What is required:
Copy out the lines that include the word "United".
↓
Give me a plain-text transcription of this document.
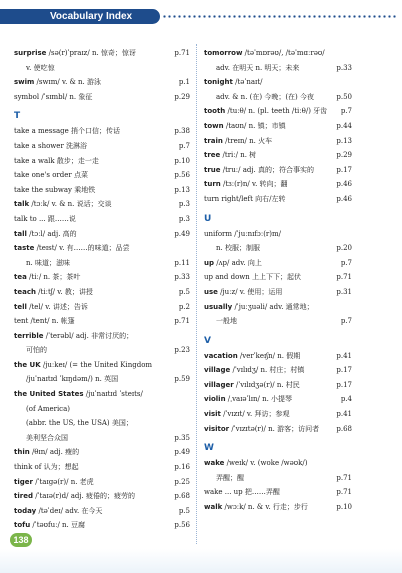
Vocabulary Index
surprise /sə(r)ˈpraɪz/ n. 惊奇；惊讶	p.71
v. 使吃惊
swim /swɪm/ v. & n. 游泳	p.1
symbol /ˈsɪmbl/ n. 象征	p.29
T
take a message 捎个口信；传话	p.38
take a shower 洗淋浴	p.7
take a walk 散步；走一走	p.10
take one's order 点菜	p.56
take the subway 乘地铁	p.13
talk /tɔːk/ v. & n. 说话；交谈	p.3
talk to ... 跟……说	p.3
tall /tɔːl/ adj. 高的	p.49
taste /teɪst/ v. 有……的味道；品尝
n. 味道；滋味	p.11
tea /tiː/ n. 茶；茶叶	p.33
teach /tiːtʃ/ v. 教；讲授	p.5
tell /tel/ v. 讲述；告诉	p.2
tent /tent/ n. 帐篷	p.71
terrible /ˈterəbl/ adj. 非常讨厌的；
可怕的	p.23
the UK /juːkeɪ/ (= the United Kingdom
/juˈnaɪtɪd ˈkɪŋdəm/) n. 英国	p.59
the United States /juˈnaɪtɪd ˈsteɪts/
(of America)
(abbr. the US, the USA) 美国；
美利坚合众国	p.35
thin /θɪn/ adj. 瘦的	p.49
think of 认为；想起	p.16
tiger /ˈtaɪgə(r)/ n. 老虎	p.25
tired /ˈtaɪə(r)d/ adj. 疲倦的；疲劳的	p.68
today /təˈdeɪ/ adv. 在今天	p.5
tofu /ˈtəʊfuː/ n. 豆腐	p.56
tomorrow /təˈmɒrəʊ/, /təˈmɑːrəʊ/
adv. 在明天 n. 明天；未来	p.33
tonight /təˈnaɪt/
adv. & n. (在) 今晚；(在) 今夜	p.50
tooth /tuːθ/ n. (pl. teeth /tiːθ/) 牙齿 p.7
town /taʊn/ n. 镇；市镇	p.44
train /treɪn/ n. 火车	p.13
tree /triː/ n. 树	p.29
true /truː/ adj. 真的；符合事实的	p.17
turn /tɜː(r)n/ v. 转向；翻	p.46
turn right/left 向右/左转	p.46
U
uniform /ˈjuːnɪfɔː(r)m/
n. 校服；制服	p.20
up /ʌp/ adv. 向上	p.7
up and down 上上下下；起伏	p.71
use /juːz/ v. 使用；运用	p.31
usually /ˈjuːʒuəli/ adv. 通常地；
一般地	p.7
V
vacation /verˈkeɪʃn/ n. 假期	p.41
village /ˈvɪlɪdʒ/ n. 村庄；村镇	p.17
villager /ˈvɪlɪdʒə(r)/ n. 村民	p.17
violin /ˌvaɪəˈlɪn/ n. 小提琴	p.4
visit /ˈvɪzɪt/ v. 拜访；参观	p.41
visitor /ˈvɪzɪtə(r)/ n. 游客；访问者 p.68
W
wake /weɪk/ v. (woke /wəʊk/)
弄醒；醒	p.71
wake ... up 把……弄醒	p.71
walk /wɔːk/ n. & v. 行走；步行	p.10
138
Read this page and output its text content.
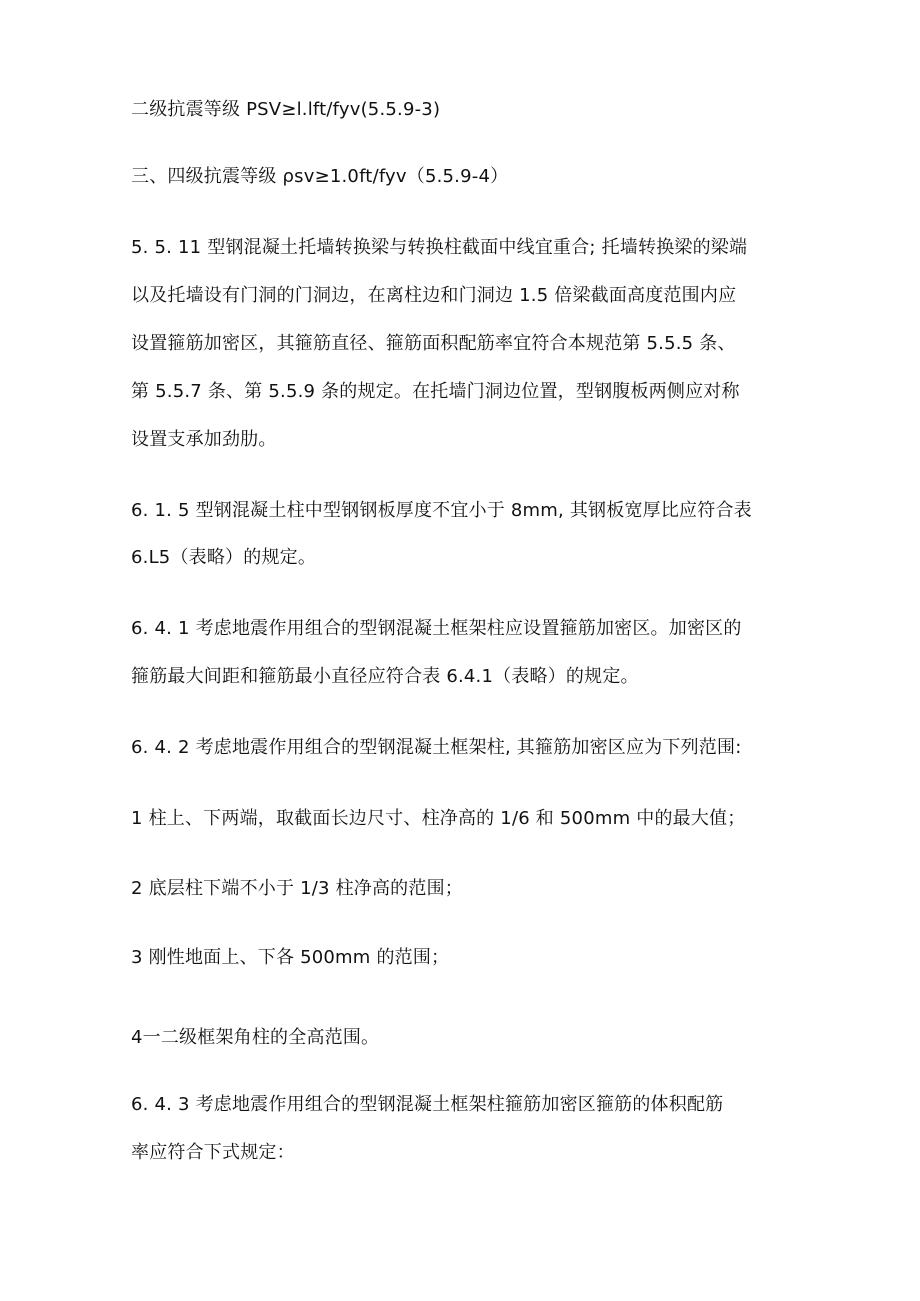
二级抗震等级 PSV≥l.lft∕fyv(5.5.9-3)
三、四级抗震等级 ρsv≥1.0ft∕fyv（5.5.9-4）
5. 5. 11 型钢混凝土托墙转换梁与转换柱截面中线宜重合; 托墙转换梁的梁端
以及托墙设有门洞的门洞边，在离柱边和门洞边 1.5 倍梁截面高度范围内应
设置箍筋加密区，其箍筋直径、箍筋面积配筋率宜符合本规范第 5.5.5 条、
第 5.5.7 条、第 5.5.9 条的规定。在托墙门洞边位置，型钢腹板两侧应对称
设置支承加劲肋。
6. 1. 5 型钢混凝土柱中型钢钢板厚度不宜小于 8mm, 其钢板宽厚比应符合表
6.L5（表略）的规定。
6. 4. 1 考虑地震作用组合的型钢混凝土框架柱应设置箍筋加密区。加密区的
箍筋最大间距和箍筋最小直径应符合表 6.4.1（表略）的规定。
6. 4. 2 考虑地震作用组合的型钢混凝土框架柱, 其箍筋加密区应为下列范围:
1 柱上、下两端，取截面长边尺寸、柱净高的 1/6 和 500mm 中的最大值；
2 底层柱下端不小于 1/3 柱净高的范围；
3 刚性地面上、下各 500mm 的范围；
4一二级框架角柱的全高范围。
6. 4. 3 考虑地震作用组合的型钢混凝土框架柱箍筋加密区箍筋的体积配筋
率应符合下式规定：
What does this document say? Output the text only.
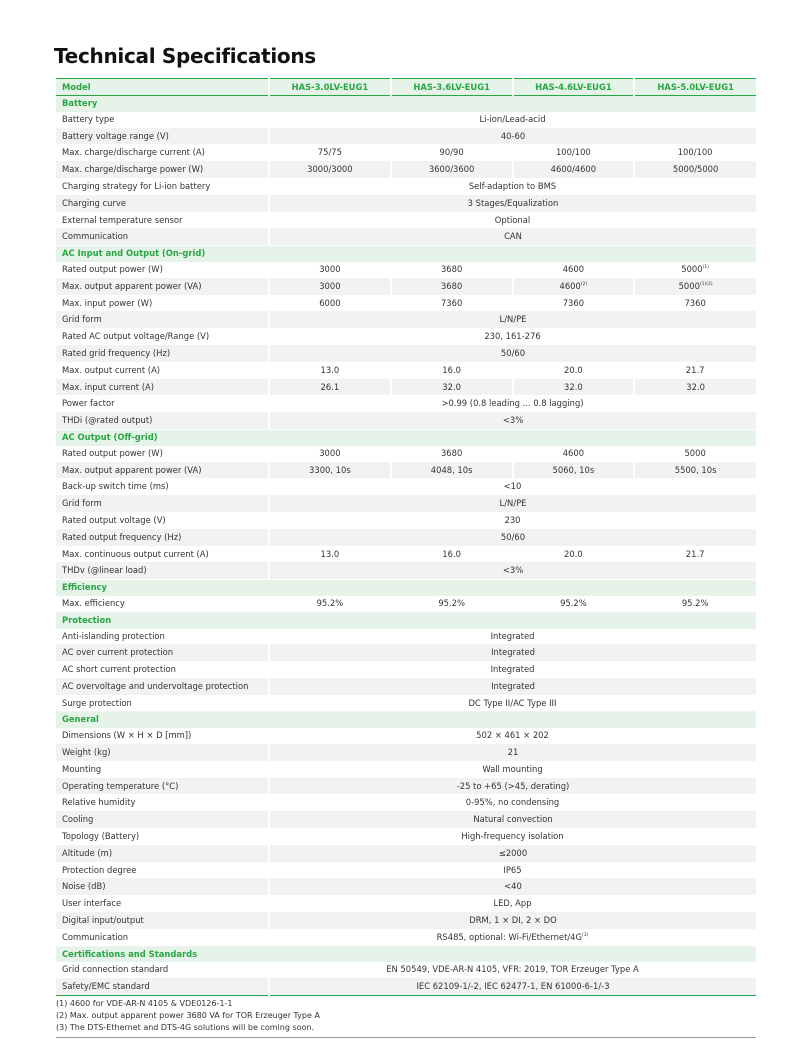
Technical Specifications
Model	HAS-3.0LV-EUG1	HAS-3.6LV-EUG1	HAS-4.6LV-EUG1	HAS-5.0LV-EUG1
Battery				
Battery type	Li-ion/Lead-acid			
Battery voltage range (V)	40-60			
Max. charge/discharge current (A)	75/75	90/90	100/100	100/100
Max. charge/discharge power (W)	3000/3000	3600/3600	4600/4600	5000/5000
Charging strategy for Li-ion battery	Self-adaption to BMS			
Charging curve	3 Stages/Equalization			
External temperature sensor	Optional			
Communication	CAN			
AC Input and Output (On-grid)				
Rated output power (W)	3000	3680	4600	5000$^{(1)}$
Max. output apparent power (VA)	3000	3680	4600$^{(2)}$	$5000^{(1)(2)}$
Max. input power (W)	6000	7360	7360	7360
Grid form	L/N/PE			
Rated AC output voltage/Range (V)	230, 161-276			
Rated grid frequency (Hz)	50/60			
Max. output current (A)	13.0	16.0	20.0	21.7
Max. input current (A)	26.1	32.0	32.0	32.0
Power factor	>0.99 (0.8 leading ... 0.8 lagging)			
THDi (@rated output)	<3%			
AC Output (Off-grid)				
Rated output power (W)	3000	3680	4600	5000
Max. output apparent power (VA)	3300, 10s	4048, 10s	5060, 10s	5500, 10s
Back-up switch time (ms)	<10			
Grid form	L/N/PE			
Rated output voltage (V)	230			
Rated output frequency (Hz)	50/60			
Max. continuous output current (A)	13.0	16.0	20.0	21.7
THDv (@linear load)	<3%			
Efficiency				
Max. efficiency	95.2%	95.2%	95.2%	95.2%
Protection				
Anti-islanding protection	Integrated			
AC over current protection	Integrated			
AC short current protection	Integrated			
AC overvoltage and undervoltage protection	Integrated			
Surge protection	DC Type II/AC Type III			
General				
Dimensions (W × H × D [mm])	502 × 461 × 202			
Weight (kg)	21			
Mounting	Wall mounting			
Operating temperature (°C)	-25 to +65 (>45, derating)			
Relative humidity	0-95%, no condensing			
Cooling	Natural convection			
Topology (Battery)	High-frequency isolation			
Altitude (m)	≤2000			
Protection degree	IP65			
Noise (dB)	<40			
User interface	LED, App			
Digital input/output	DRM, 1 × DI, 2 × DO			
Communication	RS485, optional: $Wi-Fi/Ethernet/4G^{(3)}$
Certifications and Standards				
Grid connection standard	EN 50549, VDE-AR-N 4105, VFR: 2019, TOR Erzeuger Type A			
Safety/EMC standard	IEC 62109-1/-2, IEC 62477-1, EN 61000-6-1/-3			
(1) 4600 for VDE-AR-N 4105 & VDE0126-1-1
(2) Max. output apparent power 3680 VA for TOR Erzeuger Type A
(3) The DTS-Ethernet and DTS-4G solutions will be coming soon.
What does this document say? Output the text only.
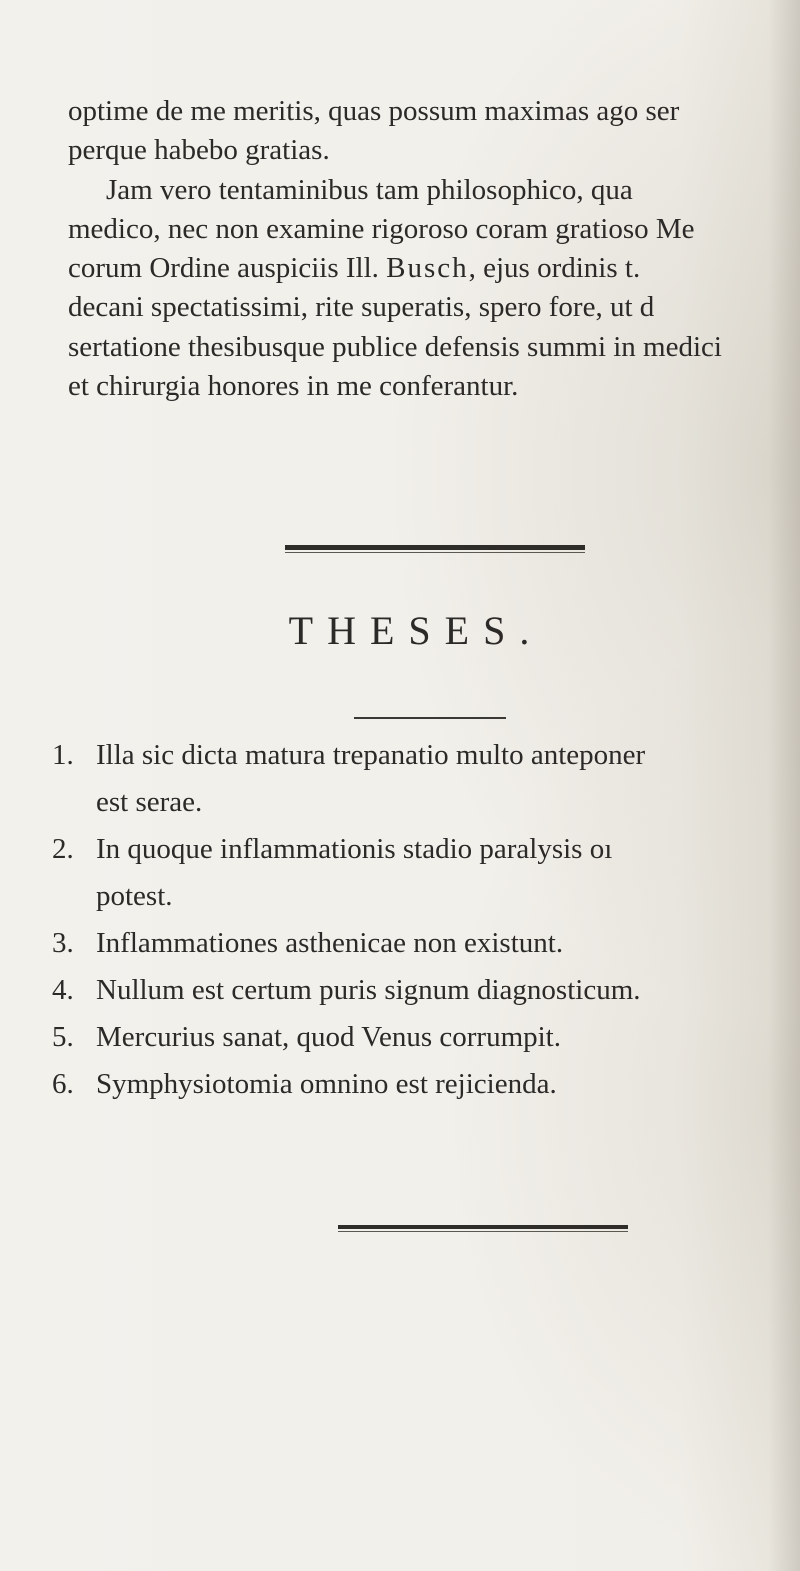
optime de me meritis, quas possum maximas ago ser
perque habebo gratias.
Jam vero tentaminibus tam philosophico, qua
medico, nec non examine rigoroso coram gratioso Me
corum Ordine auspiciis Ill. Busch, ejus ordinis t.
decani spectatissimi, rite superatis, spero fore, ut d
sertatione thesibusque publice defensis summi in medici
et chirurgia honores in me conferantur.
THESES.
1. Illa sic dicta matura trepanatio multo anteponer
est serae.
2. In quoque inflammationis stadio paralysis oı
potest.
3. Inflammationes asthenicae non existunt.
4. Nullum est certum puris signum diagnosticum.
5. Mercurius sanat, quod Venus corrumpit.
6. Symphysiotomia omnino est rejicienda.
↑
The completed task:
the UK /juːkeɪ/ (= the United Kingdom
the United States /juˈnaɪtɪd ˈsteɪts/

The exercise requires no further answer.